_WHAT THE TASK ASKS_
List the lines of this listing that hold the word "tetapkan".

_EXERCISE INPUTS_

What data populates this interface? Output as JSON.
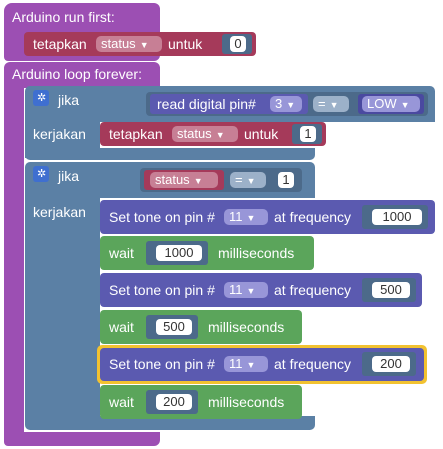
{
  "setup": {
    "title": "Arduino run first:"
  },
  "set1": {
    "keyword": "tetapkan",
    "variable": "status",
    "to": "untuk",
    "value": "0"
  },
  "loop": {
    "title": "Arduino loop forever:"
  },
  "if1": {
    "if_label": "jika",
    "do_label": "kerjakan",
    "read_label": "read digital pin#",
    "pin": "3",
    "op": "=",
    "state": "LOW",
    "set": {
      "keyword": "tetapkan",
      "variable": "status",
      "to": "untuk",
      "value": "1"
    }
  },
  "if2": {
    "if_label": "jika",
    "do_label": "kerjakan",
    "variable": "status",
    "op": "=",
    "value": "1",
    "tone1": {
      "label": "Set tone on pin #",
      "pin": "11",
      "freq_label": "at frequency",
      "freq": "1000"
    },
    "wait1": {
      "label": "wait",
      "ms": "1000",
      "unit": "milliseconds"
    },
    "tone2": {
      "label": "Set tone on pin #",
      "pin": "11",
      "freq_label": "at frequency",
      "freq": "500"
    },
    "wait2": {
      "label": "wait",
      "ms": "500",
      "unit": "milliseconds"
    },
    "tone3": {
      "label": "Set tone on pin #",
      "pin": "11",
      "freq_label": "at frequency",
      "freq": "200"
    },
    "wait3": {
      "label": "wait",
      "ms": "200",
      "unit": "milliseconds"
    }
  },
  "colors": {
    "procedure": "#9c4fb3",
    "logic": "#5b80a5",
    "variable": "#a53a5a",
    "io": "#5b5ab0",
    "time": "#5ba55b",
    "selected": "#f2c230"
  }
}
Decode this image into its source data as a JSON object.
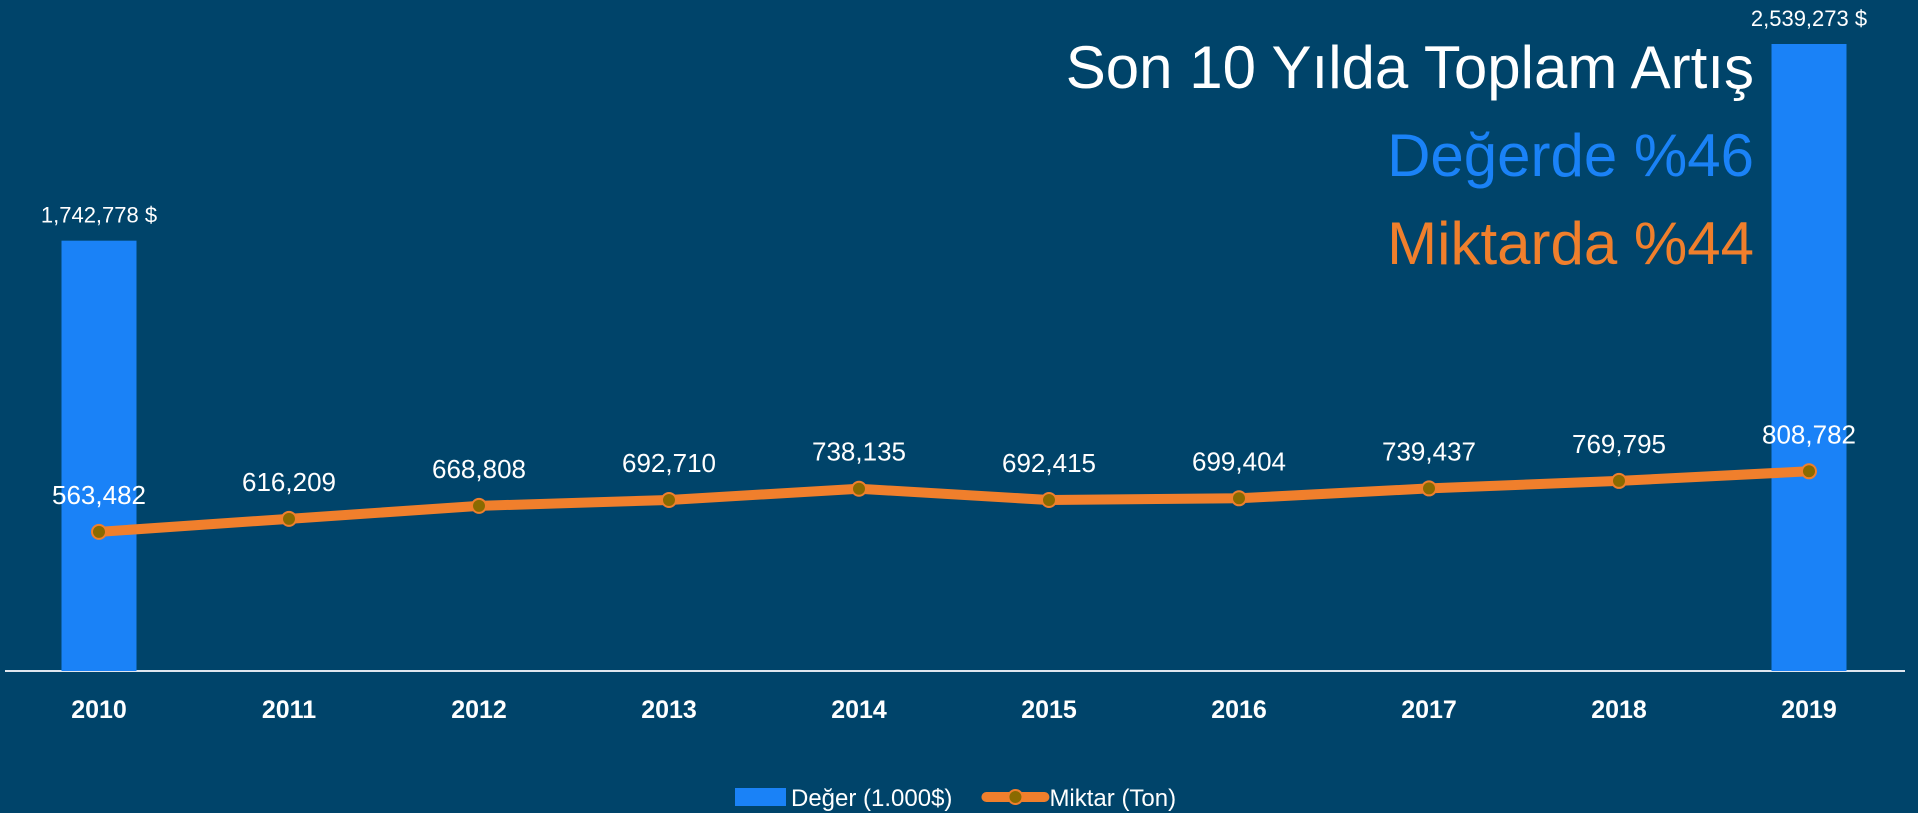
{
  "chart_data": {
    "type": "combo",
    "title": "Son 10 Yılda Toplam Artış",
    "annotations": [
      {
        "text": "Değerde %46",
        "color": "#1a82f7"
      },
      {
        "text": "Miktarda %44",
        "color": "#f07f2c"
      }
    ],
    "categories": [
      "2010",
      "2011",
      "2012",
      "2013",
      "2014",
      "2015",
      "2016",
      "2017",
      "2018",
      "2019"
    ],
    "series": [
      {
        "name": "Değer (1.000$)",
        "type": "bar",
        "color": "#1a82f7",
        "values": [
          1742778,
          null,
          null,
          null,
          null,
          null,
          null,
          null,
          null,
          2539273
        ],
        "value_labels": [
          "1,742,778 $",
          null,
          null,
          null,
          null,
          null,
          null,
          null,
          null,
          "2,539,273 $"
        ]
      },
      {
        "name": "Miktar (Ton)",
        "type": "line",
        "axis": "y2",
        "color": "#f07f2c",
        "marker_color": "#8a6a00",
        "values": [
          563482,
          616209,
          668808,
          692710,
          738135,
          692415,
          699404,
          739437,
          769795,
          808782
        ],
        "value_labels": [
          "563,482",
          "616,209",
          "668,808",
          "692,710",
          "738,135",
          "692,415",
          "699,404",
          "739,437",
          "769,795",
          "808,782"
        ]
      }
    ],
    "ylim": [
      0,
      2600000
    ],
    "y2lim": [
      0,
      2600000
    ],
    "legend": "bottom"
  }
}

_WORKED SOLUTION_
    "keyword": "tetapkan",
      "keyword": "tetapkan",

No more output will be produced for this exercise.